WHAT YOU WILL DO | A faithful transcription of all the data is required.

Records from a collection
- - -

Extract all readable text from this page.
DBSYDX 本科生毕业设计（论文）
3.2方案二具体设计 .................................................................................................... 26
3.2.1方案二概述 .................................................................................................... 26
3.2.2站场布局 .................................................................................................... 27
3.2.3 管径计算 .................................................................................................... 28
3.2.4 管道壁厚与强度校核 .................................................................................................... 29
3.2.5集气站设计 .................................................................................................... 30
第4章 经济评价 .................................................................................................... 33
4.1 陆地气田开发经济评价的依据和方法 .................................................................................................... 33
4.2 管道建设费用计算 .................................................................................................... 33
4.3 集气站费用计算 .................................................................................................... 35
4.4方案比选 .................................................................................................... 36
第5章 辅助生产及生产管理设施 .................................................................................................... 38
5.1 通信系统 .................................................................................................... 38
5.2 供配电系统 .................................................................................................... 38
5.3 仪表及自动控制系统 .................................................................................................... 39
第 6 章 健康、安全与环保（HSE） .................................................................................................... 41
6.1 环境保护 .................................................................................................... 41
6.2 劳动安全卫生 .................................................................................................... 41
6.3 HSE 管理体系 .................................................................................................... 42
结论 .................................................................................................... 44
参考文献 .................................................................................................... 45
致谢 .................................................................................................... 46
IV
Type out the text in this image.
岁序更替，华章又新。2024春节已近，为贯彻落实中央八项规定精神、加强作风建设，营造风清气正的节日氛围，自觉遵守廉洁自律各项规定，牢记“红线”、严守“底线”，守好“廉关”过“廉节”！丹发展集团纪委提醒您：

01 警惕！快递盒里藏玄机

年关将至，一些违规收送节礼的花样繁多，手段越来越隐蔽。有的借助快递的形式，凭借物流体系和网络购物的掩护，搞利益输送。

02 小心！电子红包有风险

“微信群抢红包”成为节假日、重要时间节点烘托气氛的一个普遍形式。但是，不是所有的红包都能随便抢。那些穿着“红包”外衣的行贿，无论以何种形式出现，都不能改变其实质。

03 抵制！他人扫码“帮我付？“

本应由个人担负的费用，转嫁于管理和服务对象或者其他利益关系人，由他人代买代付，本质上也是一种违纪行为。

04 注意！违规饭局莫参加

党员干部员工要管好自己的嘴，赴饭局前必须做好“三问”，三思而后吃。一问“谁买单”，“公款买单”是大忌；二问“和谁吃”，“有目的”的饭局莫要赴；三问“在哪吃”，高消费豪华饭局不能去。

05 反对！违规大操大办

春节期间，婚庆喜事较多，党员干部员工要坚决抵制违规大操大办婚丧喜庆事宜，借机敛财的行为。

- - -

CORRECT RESULT |
Extract all readable text from this page.
DBSYDX 本科生毕业设计（论文）
3.2方案二具体设计 .................................................................................................... 26
3.2.1方案二概述 .................................................................................................... 26
3.2.2站场布局 .................................................................................................... 27
3.2.3 管径计算 .................................................................................................... 28
3.2.4 管道壁厚与强度校核 .................................................................................................... 29
3.2.5集气站设计 .................................................................................................... 30
第4章 经济评价 .................................................................................................... 33
4.1 陆地气田开发经济评价的依据和方法 .................................................................................................... 33
4.2 管道建设费用计算 .................................................................................................... 33
4.3 集气站费用计算 .................................................................................................... 35
4.4方案比选 .................................................................................................... 36
第5章 辅助生产及生产管理设施 .................................................................................................... 38
5.1 通信系统 .................................................................................................... 38
5.2 供配电系统 .................................................................................................... 38
5.3 仪表及自动控制系统 .................................................................................................... 39
第 6 章 健康、安全与环保（HSE） .................................................................................................... 41
6.1 环境保护 .................................................................................................... 41
6.2 劳动安全卫生 .................................................................................................... 41
6.3 HSE 管理体系 .................................................................................................... 42
结论 .................................................................................................... 44
参考文献 .................................................................................................... 45
致谢 .................................................................................................... 46
IV
Type out the text in this image.
岁序更替，华章又新。2024春节已近，为贯彻落实中央八项规定精神、加强作风建设，营造风清气正的节日氛围，自觉遵守廉洁自律各项规定，牢记“红线”、严守“底线”，守好“廉关”过“廉节”！丹发展集团纪委提醒您：

01 警惕！快递盒里藏玄机

年关将至，一些违规收送节礼的花样繁多，手段越来越隐蔽。有的借助快递的形式，凭借物流体系和网络购物的掩护，搞利益输送。

02 小心！电子红包有风险

“微信群抢红包”成为节假日、重要时间节点烘托气氛的一个普遍形式。但是，不是所有的红包都能随便抢。那些穿着“红包”外衣的行贿，无论以何种形式出现，都不能改变其实质。

03 抵制！他人扫码“帮我付？“

本应由个人担负的费用，转嫁于管理和服务对象或者其他利益关系人，由他人代买代付，本质上也是一种违纪行为。

04 注意！违规饭局莫参加

党员干部员工要管好自己的嘴，赴饭局前必须做好“三问”，三思而后吃。一问“谁买单”，“公款买单”是大忌；二问“和谁吃”，“有目的”的饭局莫要赴；三问“在哪吃”，高消费豪华饭局不能去。

05 反对！违规大操大办

春节期间，婚庆喜事较多，党员干部员工要坚决抵制违规大操大办婚丧喜庆事宜，借机敛财的行为。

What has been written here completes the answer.